(Figure data in JSON)
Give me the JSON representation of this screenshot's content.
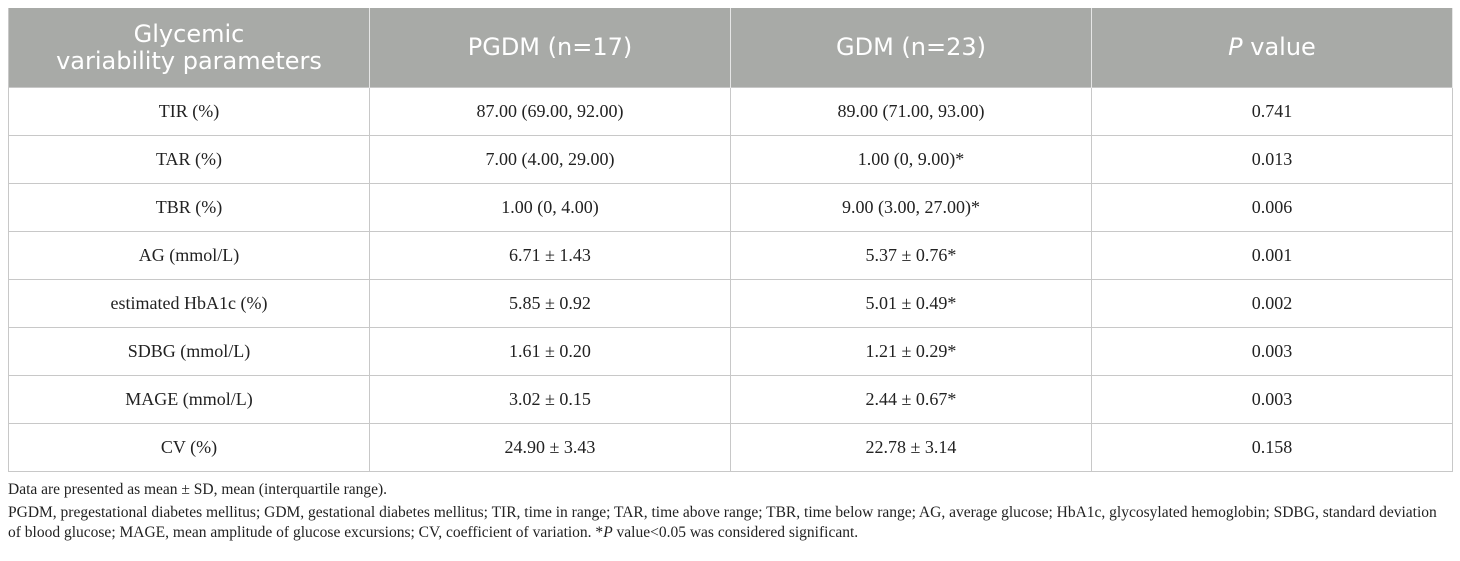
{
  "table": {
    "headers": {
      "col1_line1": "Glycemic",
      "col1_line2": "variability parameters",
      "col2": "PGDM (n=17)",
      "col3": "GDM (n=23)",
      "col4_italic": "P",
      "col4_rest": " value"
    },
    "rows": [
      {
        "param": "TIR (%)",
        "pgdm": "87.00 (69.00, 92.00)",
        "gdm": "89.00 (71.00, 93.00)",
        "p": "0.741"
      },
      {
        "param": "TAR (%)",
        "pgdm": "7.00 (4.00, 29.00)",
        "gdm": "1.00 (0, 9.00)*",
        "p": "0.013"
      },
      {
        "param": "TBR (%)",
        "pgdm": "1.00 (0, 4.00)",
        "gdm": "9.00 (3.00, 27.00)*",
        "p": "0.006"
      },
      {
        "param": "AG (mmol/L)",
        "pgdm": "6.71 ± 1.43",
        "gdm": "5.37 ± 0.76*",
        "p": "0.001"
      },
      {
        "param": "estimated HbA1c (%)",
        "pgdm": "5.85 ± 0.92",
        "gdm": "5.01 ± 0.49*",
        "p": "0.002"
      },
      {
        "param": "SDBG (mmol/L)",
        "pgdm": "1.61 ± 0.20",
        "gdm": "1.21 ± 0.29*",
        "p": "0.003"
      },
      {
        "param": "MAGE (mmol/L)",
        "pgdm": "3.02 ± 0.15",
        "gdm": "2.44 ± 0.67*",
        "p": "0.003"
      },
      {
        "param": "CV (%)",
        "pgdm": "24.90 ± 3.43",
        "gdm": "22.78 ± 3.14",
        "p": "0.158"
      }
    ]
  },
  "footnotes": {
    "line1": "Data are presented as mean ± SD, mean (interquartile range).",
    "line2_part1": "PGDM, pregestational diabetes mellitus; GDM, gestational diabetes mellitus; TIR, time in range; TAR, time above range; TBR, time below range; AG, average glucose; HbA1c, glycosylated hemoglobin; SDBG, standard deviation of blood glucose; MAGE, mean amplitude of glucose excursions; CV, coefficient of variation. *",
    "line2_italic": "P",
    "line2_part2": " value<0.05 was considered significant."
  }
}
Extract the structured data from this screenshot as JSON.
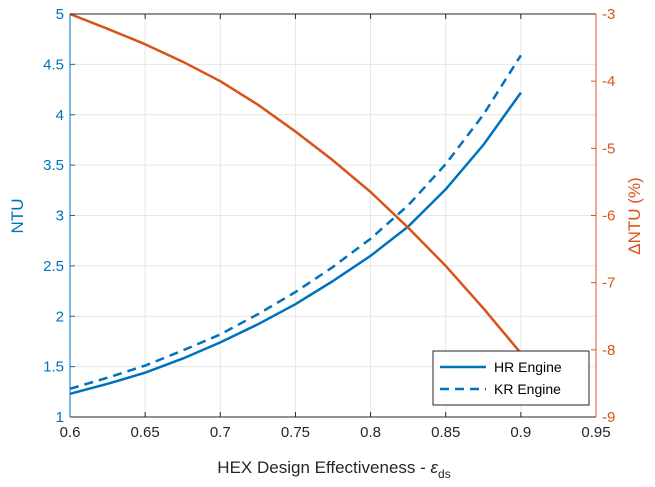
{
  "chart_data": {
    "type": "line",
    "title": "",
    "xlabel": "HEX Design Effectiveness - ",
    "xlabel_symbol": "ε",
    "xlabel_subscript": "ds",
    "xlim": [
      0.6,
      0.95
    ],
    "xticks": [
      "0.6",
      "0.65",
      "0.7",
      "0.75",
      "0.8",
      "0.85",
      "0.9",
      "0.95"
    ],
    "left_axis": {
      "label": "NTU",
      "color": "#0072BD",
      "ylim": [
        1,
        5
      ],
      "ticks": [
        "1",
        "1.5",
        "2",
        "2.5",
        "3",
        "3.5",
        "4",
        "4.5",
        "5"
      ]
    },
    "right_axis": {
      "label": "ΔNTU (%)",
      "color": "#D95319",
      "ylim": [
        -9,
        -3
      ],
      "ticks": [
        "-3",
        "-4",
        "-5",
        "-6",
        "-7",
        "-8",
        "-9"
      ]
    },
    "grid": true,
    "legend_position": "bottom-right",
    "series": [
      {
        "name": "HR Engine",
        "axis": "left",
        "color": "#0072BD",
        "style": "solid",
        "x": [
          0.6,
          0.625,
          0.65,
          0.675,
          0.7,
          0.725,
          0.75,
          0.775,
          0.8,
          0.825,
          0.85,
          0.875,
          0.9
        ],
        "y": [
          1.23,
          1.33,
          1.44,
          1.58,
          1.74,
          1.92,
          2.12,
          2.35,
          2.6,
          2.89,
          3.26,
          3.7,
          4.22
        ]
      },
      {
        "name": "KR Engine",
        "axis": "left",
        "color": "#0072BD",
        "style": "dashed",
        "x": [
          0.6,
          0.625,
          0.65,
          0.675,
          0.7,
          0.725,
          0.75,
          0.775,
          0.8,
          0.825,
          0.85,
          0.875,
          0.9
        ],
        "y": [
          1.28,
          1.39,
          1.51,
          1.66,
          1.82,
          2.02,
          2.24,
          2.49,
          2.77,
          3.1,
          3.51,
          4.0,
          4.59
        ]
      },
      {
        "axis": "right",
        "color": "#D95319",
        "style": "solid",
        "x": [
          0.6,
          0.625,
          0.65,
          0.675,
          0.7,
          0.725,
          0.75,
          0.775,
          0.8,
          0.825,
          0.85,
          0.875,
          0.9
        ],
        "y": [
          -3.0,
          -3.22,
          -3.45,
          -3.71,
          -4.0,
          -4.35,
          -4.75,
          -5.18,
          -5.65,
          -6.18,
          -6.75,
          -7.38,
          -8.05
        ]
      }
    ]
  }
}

==

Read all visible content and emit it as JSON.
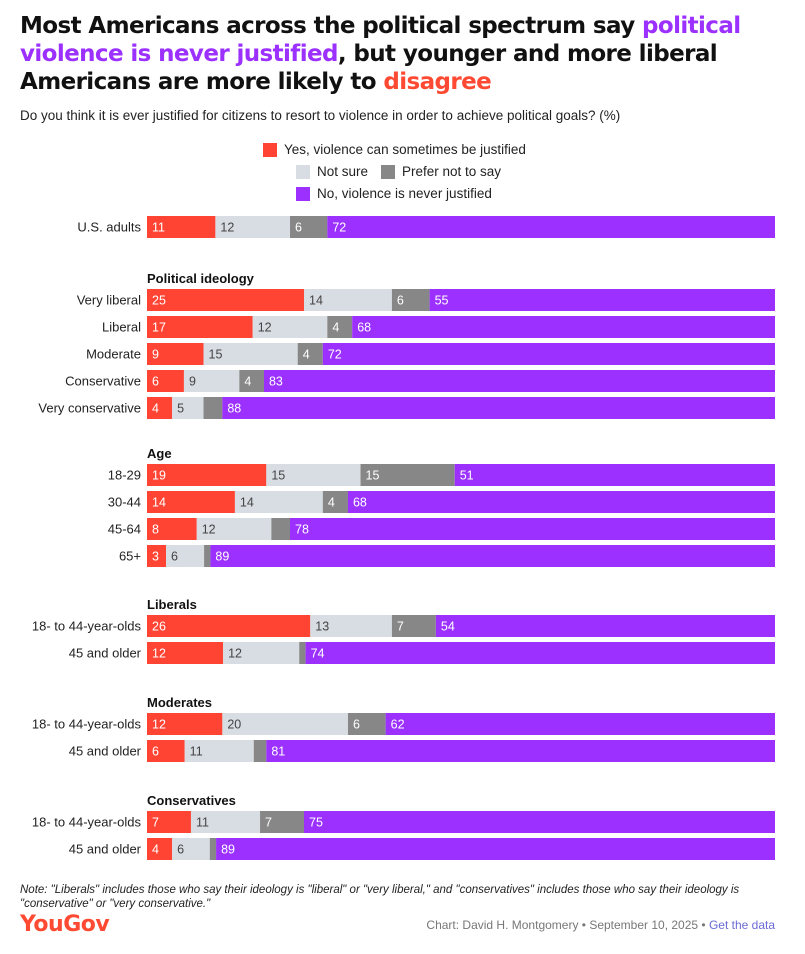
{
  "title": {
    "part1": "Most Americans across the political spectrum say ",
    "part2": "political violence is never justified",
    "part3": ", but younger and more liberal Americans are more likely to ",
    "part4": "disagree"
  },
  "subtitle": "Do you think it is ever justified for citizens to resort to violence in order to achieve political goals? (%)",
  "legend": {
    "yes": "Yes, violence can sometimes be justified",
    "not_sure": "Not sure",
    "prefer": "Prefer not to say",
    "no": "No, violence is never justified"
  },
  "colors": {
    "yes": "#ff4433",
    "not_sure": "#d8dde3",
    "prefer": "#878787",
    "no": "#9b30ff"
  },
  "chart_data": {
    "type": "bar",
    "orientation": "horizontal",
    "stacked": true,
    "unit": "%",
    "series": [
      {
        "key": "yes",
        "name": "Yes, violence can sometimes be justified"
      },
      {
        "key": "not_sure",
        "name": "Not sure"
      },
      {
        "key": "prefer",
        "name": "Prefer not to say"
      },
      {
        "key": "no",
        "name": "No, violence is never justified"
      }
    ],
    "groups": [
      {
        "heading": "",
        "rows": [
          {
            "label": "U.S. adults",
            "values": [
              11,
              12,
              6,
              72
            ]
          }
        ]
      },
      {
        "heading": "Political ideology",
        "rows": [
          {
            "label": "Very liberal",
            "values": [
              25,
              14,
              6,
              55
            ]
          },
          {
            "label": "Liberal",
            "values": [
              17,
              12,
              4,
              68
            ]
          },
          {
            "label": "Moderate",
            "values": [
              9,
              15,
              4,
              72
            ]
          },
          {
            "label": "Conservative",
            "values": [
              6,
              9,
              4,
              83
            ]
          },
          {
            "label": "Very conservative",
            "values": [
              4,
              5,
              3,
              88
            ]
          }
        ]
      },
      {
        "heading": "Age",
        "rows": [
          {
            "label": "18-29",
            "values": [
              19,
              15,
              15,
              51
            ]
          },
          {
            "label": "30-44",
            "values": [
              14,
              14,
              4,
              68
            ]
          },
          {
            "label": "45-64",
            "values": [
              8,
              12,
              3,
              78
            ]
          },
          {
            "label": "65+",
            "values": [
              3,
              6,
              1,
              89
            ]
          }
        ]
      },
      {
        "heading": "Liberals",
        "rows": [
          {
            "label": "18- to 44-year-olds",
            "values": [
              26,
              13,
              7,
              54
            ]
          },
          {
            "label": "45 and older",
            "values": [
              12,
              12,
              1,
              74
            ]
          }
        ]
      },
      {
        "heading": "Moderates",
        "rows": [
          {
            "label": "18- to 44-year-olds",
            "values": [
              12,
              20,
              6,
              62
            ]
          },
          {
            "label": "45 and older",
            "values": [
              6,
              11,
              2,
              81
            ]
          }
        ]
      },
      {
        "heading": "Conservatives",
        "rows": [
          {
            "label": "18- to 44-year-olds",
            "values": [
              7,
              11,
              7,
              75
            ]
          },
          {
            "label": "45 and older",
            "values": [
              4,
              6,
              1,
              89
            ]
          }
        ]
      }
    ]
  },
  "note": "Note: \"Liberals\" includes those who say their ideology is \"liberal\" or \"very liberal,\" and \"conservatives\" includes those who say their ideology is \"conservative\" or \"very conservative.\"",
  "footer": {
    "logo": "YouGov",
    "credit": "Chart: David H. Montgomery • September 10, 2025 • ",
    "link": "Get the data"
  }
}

- **The problem**
Return every line of the preceding records in which the word "mmol" appears.

- **Finished task**
        "param": "AG (mmol/L)",
        "param": "SDBG (mmol/L)",
        "param": "MAGE (mmol/L)",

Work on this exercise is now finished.